TASK STATEMENT: Return every record below exactly as written, but leave out the pictures.

RECORDS PROVIDED:
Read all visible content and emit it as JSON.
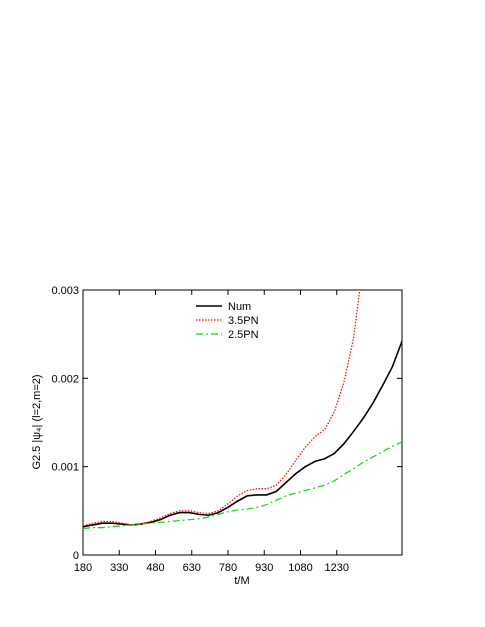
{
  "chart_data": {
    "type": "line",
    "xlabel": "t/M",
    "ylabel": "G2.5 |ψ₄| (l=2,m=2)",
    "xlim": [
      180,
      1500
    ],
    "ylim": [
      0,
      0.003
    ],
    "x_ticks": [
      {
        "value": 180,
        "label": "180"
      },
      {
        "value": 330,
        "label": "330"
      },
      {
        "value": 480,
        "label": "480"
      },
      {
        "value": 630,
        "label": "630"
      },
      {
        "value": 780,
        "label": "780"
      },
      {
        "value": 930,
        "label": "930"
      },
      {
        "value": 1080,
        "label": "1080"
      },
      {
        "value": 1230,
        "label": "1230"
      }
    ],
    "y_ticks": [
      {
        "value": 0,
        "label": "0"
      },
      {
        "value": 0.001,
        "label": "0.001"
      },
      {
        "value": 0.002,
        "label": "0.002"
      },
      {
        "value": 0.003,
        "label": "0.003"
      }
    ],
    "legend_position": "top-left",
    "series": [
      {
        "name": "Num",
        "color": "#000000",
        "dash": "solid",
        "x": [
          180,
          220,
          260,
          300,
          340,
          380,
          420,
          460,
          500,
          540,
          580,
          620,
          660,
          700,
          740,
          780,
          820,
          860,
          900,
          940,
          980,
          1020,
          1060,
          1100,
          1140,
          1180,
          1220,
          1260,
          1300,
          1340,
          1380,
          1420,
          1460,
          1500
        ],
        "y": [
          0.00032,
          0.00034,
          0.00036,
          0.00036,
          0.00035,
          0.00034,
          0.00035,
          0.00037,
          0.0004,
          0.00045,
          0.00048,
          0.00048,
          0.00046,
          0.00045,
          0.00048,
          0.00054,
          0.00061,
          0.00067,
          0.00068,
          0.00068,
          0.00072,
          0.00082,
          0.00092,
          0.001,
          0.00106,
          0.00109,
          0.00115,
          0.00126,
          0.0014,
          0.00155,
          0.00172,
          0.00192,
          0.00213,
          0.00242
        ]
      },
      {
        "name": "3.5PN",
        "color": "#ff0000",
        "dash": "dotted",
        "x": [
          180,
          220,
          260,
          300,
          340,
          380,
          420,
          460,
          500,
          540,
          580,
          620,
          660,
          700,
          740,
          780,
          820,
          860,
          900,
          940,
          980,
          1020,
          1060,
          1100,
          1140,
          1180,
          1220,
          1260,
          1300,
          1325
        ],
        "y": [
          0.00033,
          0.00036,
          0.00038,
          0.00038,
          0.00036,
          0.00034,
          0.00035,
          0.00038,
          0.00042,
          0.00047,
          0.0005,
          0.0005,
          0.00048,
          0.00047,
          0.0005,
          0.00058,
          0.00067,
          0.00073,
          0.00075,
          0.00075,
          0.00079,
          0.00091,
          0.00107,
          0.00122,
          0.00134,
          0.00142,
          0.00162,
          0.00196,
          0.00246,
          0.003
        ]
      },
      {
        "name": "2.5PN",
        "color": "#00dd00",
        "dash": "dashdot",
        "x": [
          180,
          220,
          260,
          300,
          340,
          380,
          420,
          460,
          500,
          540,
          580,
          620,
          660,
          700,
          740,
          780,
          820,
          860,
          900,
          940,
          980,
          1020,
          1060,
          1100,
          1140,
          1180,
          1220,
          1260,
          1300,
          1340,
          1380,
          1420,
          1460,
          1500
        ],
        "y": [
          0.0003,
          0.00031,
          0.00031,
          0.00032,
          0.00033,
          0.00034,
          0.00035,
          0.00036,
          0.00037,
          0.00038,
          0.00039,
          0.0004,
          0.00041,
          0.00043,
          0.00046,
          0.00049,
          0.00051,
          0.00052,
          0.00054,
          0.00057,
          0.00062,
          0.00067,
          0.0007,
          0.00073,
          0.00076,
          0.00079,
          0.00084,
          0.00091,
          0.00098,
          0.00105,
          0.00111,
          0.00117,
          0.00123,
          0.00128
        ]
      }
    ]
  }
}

CORRECT RESULT:
Read all visible content and emit it as JSON.
{
  "chart_data": {
    "type": "line",
    "xlabel": "t/M",
    "ylabel": "G2.5 |ψ₄| (l=2,m=2)",
    "xlim": [
      180,
      1500
    ],
    "ylim": [
      0,
      0.003
    ],
    "x_ticks": [
      {
        "value": 180,
        "label": "180"
      },
      {
        "value": 330,
        "label": "330"
      },
      {
        "value": 480,
        "label": "480"
      },
      {
        "value": 630,
        "label": "630"
      },
      {
        "value": 780,
        "label": "780"
      },
      {
        "value": 930,
        "label": "930"
      },
      {
        "value": 1080,
        "label": "1080"
      },
      {
        "value": 1230,
        "label": "1230"
      }
    ],
    "y_ticks": [
      {
        "value": 0,
        "label": "0"
      },
      {
        "value": 0.001,
        "label": "0.001"
      },
      {
        "value": 0.002,
        "label": "0.002"
      },
      {
        "value": 0.003,
        "label": "0.003"
      }
    ],
    "legend_position": "top-left",
    "series": [
      {
        "name": "Num",
        "color": "#000000",
        "dash": "solid",
        "x": [
          180,
          220,
          260,
          300,
          340,
          380,
          420,
          460,
          500,
          540,
          580,
          620,
          660,
          700,
          740,
          780,
          820,
          860,
          900,
          940,
          980,
          1020,
          1060,
          1100,
          1140,
          1180,
          1220,
          1260,
          1300,
          1340,
          1380,
          1420,
          1460,
          1500
        ],
        "y": [
          0.00032,
          0.00034,
          0.00036,
          0.00036,
          0.00035,
          0.00034,
          0.00035,
          0.00037,
          0.0004,
          0.00045,
          0.00048,
          0.00048,
          0.00046,
          0.00045,
          0.00048,
          0.00054,
          0.00061,
          0.00067,
          0.00068,
          0.00068,
          0.00072,
          0.00082,
          0.00092,
          0.001,
          0.00106,
          0.00109,
          0.00115,
          0.00126,
          0.0014,
          0.00155,
          0.00172,
          0.00192,
          0.00213,
          0.00242
        ]
      },
      {
        "name": "3.5PN",
        "color": "#ff0000",
        "dash": "dotted",
        "x": [
          180,
          220,
          260,
          300,
          340,
          380,
          420,
          460,
          500,
          540,
          580,
          620,
          660,
          700,
          740,
          780,
          820,
          860,
          900,
          940,
          980,
          1020,
          1060,
          1100,
          1140,
          1180,
          1220,
          1260,
          1300,
          1325
        ],
        "y": [
          0.00033,
          0.00036,
          0.00038,
          0.00038,
          0.00036,
          0.00034,
          0.00035,
          0.00038,
          0.00042,
          0.00047,
          0.0005,
          0.0005,
          0.00048,
          0.00047,
          0.0005,
          0.00058,
          0.00067,
          0.00073,
          0.00075,
          0.00075,
          0.00079,
          0.00091,
          0.00107,
          0.00122,
          0.00134,
          0.00142,
          0.00162,
          0.00196,
          0.00246,
          0.003
        ]
      },
      {
        "name": "2.5PN",
        "color": "#00dd00",
        "dash": "dashdot",
        "x": [
          180,
          220,
          260,
          300,
          340,
          380,
          420,
          460,
          500,
          540,
          580,
          620,
          660,
          700,
          740,
          780,
          820,
          860,
          900,
          940,
          980,
          1020,
          1060,
          1100,
          1140,
          1180,
          1220,
          1260,
          1300,
          1340,
          1380,
          1420,
          1460,
          1500
        ],
        "y": [
          0.0003,
          0.00031,
          0.00031,
          0.00032,
          0.00033,
          0.00034,
          0.00035,
          0.00036,
          0.00037,
          0.00038,
          0.00039,
          0.0004,
          0.00041,
          0.00043,
          0.00046,
          0.00049,
          0.00051,
          0.00052,
          0.00054,
          0.00057,
          0.00062,
          0.00067,
          0.0007,
          0.00073,
          0.00076,
          0.00079,
          0.00084,
          0.00091,
          0.00098,
          0.00105,
          0.00111,
          0.00117,
          0.00123,
          0.00128
        ]
      }
    ]
  }
}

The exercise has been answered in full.